Look through the data below. Show each line where the string "而更密其谋" occurs.
--- Listed records ---
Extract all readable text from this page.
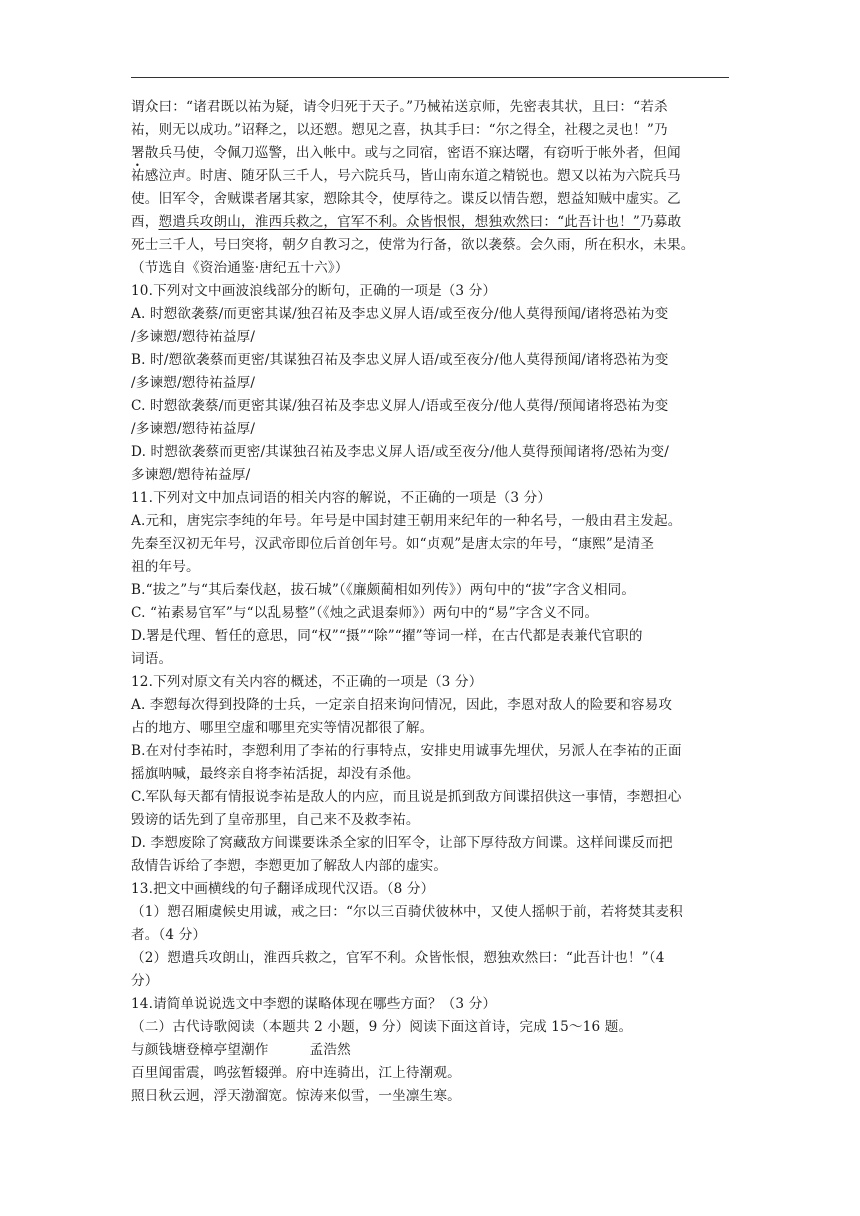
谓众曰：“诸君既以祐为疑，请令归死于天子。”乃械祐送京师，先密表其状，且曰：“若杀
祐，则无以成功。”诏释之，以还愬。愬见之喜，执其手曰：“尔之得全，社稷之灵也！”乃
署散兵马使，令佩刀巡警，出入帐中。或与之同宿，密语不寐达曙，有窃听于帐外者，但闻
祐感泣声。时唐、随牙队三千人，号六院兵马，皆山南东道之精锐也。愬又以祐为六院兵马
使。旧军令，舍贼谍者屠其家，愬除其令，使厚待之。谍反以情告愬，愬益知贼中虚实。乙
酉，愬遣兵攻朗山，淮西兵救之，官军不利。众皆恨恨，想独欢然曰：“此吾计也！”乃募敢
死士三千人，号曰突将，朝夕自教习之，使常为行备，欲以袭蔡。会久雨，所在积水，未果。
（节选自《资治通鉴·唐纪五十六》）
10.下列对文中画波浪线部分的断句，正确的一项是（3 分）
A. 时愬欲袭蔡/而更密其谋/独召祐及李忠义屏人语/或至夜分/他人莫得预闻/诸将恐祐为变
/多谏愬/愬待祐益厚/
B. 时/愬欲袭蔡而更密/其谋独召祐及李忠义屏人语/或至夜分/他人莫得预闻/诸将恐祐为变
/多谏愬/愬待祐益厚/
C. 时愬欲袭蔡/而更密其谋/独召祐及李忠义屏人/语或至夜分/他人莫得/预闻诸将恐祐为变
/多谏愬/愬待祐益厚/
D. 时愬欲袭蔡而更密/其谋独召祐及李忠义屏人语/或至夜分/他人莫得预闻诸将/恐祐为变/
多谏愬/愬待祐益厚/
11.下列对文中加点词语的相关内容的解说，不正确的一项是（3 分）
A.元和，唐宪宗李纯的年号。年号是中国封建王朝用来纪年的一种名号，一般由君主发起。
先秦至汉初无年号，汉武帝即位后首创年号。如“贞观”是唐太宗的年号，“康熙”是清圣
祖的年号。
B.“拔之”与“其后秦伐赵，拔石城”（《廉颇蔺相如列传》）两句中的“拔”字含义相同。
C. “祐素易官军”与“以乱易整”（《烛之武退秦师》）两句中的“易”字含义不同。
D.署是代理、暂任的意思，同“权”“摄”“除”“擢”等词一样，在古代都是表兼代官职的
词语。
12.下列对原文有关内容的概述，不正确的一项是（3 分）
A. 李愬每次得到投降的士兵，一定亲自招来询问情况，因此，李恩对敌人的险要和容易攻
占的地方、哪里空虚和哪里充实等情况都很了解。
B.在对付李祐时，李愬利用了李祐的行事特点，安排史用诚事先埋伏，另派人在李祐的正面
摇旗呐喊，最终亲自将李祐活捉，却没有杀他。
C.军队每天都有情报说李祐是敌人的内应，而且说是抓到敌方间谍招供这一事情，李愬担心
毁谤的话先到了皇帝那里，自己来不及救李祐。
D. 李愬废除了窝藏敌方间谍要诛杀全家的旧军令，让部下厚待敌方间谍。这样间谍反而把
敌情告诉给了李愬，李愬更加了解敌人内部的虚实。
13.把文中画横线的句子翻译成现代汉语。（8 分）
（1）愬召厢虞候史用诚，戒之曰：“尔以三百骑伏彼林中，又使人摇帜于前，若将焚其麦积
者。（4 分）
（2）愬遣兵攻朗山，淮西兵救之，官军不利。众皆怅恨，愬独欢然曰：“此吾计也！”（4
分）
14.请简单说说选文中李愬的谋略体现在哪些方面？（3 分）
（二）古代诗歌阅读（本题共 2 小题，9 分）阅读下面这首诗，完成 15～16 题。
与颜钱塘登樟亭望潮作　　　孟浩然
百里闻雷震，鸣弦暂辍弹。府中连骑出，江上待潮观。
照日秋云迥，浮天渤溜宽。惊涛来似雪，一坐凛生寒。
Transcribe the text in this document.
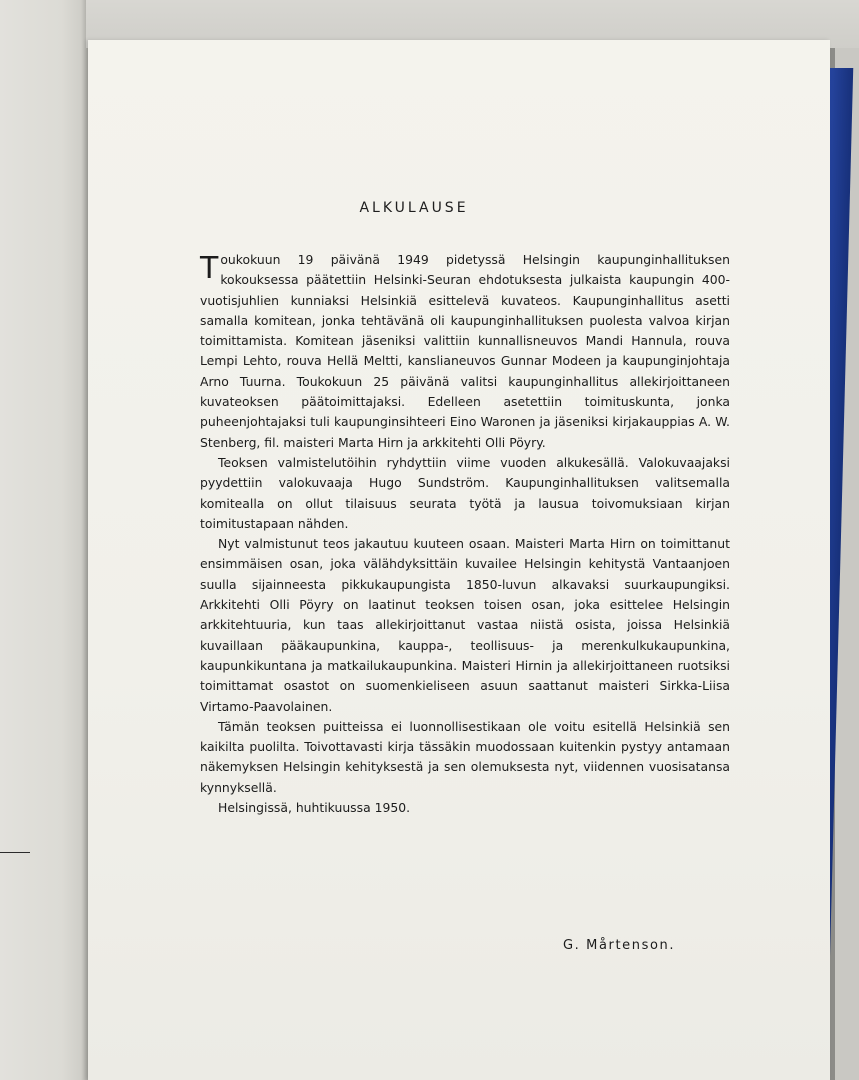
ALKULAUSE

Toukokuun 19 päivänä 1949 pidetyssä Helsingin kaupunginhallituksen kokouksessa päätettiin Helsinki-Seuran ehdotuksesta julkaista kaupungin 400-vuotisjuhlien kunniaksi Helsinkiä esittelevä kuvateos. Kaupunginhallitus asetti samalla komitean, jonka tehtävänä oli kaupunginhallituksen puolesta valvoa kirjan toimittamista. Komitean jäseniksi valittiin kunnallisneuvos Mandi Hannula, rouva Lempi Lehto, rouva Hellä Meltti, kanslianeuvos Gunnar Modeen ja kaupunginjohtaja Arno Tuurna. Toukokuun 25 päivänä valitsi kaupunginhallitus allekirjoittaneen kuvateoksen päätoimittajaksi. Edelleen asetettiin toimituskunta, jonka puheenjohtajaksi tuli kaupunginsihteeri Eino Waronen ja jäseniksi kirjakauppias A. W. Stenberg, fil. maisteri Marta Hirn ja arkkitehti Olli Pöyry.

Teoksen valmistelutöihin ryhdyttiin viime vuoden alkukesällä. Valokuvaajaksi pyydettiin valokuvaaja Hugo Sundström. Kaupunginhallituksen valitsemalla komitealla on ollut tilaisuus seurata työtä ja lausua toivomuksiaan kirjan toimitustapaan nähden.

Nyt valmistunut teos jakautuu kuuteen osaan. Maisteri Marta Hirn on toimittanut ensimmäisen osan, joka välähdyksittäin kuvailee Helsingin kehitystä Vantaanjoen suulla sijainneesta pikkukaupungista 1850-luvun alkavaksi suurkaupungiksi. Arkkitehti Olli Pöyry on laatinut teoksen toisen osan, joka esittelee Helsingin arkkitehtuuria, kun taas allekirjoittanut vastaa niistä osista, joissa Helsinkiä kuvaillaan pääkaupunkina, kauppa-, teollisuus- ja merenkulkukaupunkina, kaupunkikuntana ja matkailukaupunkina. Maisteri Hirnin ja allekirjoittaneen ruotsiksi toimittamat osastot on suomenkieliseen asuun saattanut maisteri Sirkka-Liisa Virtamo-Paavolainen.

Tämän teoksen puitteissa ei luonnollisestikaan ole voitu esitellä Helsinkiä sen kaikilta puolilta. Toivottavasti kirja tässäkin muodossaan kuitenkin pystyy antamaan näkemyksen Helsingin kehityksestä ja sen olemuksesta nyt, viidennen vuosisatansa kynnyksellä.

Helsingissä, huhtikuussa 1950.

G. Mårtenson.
---
**Solution:**
A. 时愬欲袭蔡/而更密其谋/独召祐及李忠义屏人语/或至夜分/他人莫得预闻/诸将恐祐为变
C. 时愬欲袭蔡/而更密其谋/独召祐及李忠义屏人/语或至夜分/他人莫得/预闻诸将恐祐为变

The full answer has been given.